Detection of the toughest: Pedestrian injury risk as a smooth function of age
Objective: Though it is common to refer to age-specific groups (e.g., children, adults, elderly), smooth trends conditional on age are mainly ignored in the literature. The present study examines the pedestrian injury risk in full-frontal pedestrian-to–passenger car accidents and incorporates age—in addition to collision speed and injury severity—as a plug-in parameter.
Methods: Recent work introduced a model for pedestrian injury risk functions using explicit formulae with easily interpretable model parameters. This model is expanded by pedestrian age as another model parameter. Using the German In-Depth Accident Study (GIDAS) to obtain age-specific risk proportions, the model parameters are fitted to the raw data and then smoothed by broken-line regression.
Results: The approach supplies explicit probabilities for pedestrian injury risk conditional on pedestrian age, collision speed, and injury severity under investigation. All results yield consistency to each other in the sense that risks for more severe injuries are less probable than those for less severe injuries. As a side product, the approach indicates specific ages at which the risk behavior fundamentally changes. These threshold values can be interpreted as the most robust ages for pedestrians.
Conclusions: The obtained age-wise risk functions can be aggregated and adapted to any population. The presented approach is formulated in such general terms that in can be directly used for other data sets or additional parameters; for example, the pedestrian's sex. Thus far, no other study using age as a plug-in parameter can be found.

───

**YOUR ASSIGNMENT:** List every section label in the pedestrian injury risk abstract above.

───

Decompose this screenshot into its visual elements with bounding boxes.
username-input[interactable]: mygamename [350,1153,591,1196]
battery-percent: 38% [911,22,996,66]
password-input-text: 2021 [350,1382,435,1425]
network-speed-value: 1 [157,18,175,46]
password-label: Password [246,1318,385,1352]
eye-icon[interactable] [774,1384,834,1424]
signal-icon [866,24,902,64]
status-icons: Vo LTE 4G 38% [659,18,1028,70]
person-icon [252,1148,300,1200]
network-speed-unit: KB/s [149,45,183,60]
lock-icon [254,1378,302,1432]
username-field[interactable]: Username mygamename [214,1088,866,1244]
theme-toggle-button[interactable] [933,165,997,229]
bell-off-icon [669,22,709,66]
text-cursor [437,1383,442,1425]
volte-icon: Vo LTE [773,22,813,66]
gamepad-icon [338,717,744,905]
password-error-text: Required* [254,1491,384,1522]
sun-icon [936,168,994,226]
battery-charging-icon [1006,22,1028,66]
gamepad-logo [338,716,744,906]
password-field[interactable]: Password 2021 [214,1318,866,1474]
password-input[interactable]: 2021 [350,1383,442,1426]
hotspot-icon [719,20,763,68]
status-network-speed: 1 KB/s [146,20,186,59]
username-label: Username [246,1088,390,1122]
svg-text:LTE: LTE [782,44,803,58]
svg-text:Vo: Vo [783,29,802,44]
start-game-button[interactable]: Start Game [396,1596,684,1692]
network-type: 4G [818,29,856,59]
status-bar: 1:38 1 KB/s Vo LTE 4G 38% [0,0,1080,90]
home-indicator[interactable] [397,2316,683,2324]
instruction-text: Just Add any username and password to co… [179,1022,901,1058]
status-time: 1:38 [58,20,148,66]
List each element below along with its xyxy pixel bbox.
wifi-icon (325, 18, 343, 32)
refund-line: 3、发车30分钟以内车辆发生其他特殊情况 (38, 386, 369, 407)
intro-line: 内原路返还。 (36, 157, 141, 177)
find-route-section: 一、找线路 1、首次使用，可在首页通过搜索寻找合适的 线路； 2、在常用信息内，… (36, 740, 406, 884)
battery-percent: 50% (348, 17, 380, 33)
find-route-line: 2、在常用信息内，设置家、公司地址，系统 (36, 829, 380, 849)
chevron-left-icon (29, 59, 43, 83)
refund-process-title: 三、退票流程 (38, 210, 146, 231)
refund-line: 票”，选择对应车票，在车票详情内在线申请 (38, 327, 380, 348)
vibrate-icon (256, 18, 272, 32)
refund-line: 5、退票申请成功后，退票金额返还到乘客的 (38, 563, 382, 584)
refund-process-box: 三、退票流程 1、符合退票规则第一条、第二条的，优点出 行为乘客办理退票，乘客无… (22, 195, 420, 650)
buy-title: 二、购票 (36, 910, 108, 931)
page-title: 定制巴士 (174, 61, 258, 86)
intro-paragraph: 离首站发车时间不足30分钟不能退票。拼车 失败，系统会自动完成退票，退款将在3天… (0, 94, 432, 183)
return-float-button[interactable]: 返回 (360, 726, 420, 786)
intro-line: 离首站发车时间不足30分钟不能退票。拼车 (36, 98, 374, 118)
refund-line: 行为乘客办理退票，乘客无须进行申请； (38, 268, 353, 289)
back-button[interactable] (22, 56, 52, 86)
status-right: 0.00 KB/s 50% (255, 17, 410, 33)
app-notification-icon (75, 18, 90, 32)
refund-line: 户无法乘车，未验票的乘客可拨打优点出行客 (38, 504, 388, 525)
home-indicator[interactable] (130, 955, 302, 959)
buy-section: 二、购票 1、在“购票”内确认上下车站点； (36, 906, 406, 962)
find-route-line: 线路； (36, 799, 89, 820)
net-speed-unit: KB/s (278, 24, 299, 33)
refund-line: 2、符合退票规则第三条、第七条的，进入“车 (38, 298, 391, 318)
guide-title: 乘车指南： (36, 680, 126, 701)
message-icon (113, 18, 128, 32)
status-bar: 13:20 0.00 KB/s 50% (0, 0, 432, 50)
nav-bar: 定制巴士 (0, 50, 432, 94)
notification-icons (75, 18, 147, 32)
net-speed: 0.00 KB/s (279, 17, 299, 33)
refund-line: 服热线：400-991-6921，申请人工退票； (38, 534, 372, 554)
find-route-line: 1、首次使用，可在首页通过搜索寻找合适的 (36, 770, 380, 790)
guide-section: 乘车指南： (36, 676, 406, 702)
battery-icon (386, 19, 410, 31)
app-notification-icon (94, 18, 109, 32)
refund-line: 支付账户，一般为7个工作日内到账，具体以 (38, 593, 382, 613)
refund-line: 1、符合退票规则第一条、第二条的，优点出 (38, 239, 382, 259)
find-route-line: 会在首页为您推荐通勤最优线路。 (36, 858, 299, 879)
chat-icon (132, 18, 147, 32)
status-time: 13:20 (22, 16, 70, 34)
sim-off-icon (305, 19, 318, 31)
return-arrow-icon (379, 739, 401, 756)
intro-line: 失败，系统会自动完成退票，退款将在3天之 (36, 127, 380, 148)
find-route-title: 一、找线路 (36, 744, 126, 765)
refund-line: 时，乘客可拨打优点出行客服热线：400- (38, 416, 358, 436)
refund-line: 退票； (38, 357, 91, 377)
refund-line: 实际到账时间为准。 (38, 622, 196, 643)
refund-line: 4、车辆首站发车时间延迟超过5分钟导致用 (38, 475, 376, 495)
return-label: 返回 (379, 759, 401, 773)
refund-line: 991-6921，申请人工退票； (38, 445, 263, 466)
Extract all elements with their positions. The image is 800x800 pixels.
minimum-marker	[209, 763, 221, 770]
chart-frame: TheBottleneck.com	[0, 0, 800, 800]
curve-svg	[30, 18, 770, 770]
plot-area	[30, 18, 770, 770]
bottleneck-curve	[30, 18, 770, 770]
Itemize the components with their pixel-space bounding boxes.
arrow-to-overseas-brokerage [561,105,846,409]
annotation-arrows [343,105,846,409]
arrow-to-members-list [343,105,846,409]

───

**WRITTEN SOLUTION:** Objective, Methods, Results, Conclusions